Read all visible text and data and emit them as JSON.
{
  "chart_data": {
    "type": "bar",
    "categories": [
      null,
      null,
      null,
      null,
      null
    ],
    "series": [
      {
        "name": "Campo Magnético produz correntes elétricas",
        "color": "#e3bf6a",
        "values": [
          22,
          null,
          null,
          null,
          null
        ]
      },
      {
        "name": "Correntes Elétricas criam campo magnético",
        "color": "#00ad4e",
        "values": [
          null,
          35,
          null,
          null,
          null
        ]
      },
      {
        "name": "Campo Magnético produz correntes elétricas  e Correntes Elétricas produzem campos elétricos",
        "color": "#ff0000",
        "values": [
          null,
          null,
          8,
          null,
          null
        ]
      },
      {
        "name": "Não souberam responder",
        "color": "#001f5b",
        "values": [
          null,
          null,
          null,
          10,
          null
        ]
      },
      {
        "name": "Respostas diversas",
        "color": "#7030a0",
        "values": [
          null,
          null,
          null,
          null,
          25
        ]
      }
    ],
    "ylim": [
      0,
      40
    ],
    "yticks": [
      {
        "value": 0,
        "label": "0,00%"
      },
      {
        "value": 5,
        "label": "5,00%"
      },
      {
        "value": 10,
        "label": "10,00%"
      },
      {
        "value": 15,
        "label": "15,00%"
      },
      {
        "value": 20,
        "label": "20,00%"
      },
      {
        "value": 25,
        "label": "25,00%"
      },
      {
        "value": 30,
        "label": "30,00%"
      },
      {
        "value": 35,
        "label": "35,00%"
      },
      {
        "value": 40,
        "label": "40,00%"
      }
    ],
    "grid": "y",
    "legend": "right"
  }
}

==============================

→ **Set problem**
Return each line in the records that holds the string "color".

→ **Full output**
        "color": "#e3bf6a",
        "color": "#00ad4e",
        "color": "#ff0000",
        "color": "#001f5b",
        "color": "#7030a0",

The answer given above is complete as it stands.